_YOUR OBJECTIVE_: Reproduce the data without alteration, beginning at the start of the data and stopping after the line that contains "The charging hatch block 13 is at (322, 290).". Omit the pictures from your answer.

_GIVEN RECORDS_:

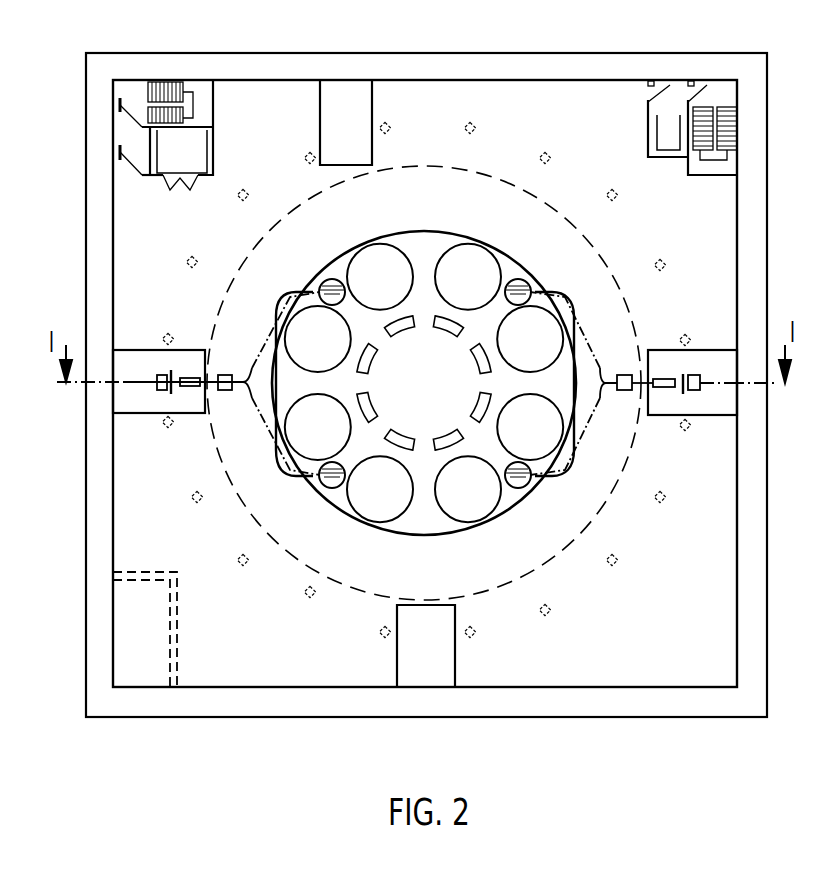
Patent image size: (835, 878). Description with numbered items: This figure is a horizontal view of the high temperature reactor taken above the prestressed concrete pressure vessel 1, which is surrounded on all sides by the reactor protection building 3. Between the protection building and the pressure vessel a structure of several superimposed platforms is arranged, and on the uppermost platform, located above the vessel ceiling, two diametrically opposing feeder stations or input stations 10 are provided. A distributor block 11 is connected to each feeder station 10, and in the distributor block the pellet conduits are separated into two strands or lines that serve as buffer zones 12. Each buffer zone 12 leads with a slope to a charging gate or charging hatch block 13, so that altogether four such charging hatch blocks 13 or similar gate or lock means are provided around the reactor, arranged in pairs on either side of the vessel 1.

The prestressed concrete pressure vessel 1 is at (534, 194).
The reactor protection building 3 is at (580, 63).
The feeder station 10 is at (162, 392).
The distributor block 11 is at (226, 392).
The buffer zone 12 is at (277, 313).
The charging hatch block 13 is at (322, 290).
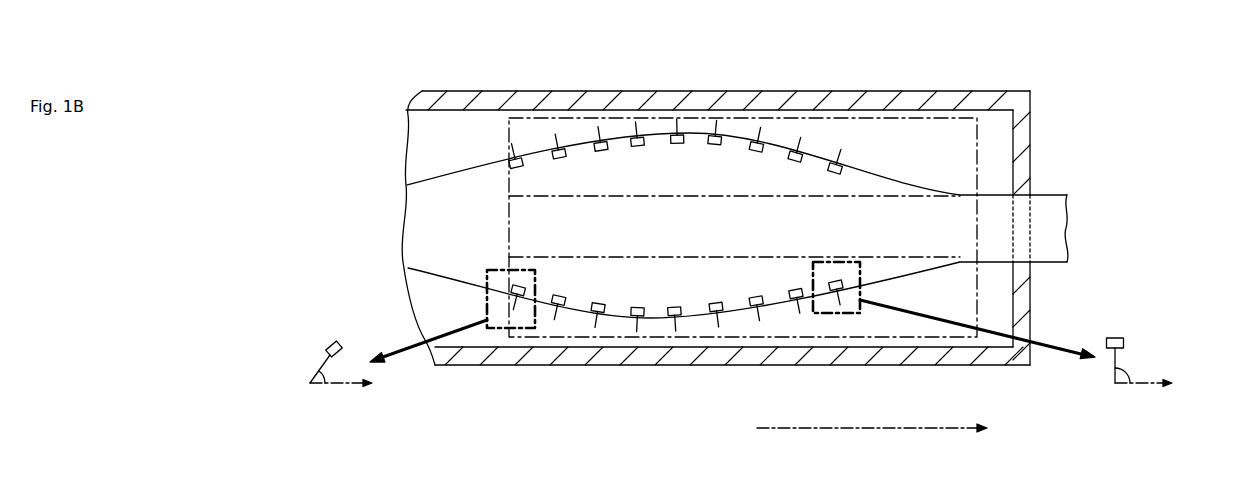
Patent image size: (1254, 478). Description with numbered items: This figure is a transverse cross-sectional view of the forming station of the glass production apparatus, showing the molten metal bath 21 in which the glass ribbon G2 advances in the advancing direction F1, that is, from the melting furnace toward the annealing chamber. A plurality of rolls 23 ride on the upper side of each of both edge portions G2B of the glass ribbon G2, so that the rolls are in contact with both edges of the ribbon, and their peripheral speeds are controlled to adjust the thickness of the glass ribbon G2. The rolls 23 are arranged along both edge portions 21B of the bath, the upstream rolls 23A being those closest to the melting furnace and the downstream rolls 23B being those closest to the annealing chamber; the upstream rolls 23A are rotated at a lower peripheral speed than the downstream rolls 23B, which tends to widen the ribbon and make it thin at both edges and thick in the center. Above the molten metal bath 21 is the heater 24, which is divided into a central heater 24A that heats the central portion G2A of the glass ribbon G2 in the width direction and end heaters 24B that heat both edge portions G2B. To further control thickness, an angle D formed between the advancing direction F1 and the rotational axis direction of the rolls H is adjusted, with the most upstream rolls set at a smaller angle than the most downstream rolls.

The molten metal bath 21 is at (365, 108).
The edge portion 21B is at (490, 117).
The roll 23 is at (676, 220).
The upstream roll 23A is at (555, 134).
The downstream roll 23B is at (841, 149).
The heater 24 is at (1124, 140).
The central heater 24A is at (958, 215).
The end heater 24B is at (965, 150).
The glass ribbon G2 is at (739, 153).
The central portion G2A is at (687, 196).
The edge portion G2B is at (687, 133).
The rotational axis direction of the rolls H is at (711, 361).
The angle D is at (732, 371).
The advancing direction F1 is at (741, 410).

_EXERCISE RESULT_:
Patent image size: (835, 878). Description with numbered items: This figure is a horizontal view of the high temperature reactor taken above the prestressed concrete pressure vessel 1, which is surrounded on all sides by the reactor protection building 3. Between the protection building and the pressure vessel a structure of several superimposed platforms is arranged, and on the uppermost platform, located above the vessel ceiling, two diametrically opposing feeder stations or input stations 10 are provided. A distributor block 11 is connected to each feeder station 10, and in the distributor block the pellet conduits are separated into two strands or lines that serve as buffer zones 12. Each buffer zone 12 leads with a slope to a charging gate or charging hatch block 13, so that altogether four such charging hatch blocks 13 or similar gate or lock means are provided around the reactor, arranged in pairs on either side of the vessel 1.

The prestressed concrete pressure vessel 1 is at (534, 194).
The reactor protection building 3 is at (580, 63).
The feeder station 10 is at (162, 392).
The distributor block 11 is at (226, 392).
The buffer zone 12 is at (277, 313).
The charging hatch block 13 is at (322, 290).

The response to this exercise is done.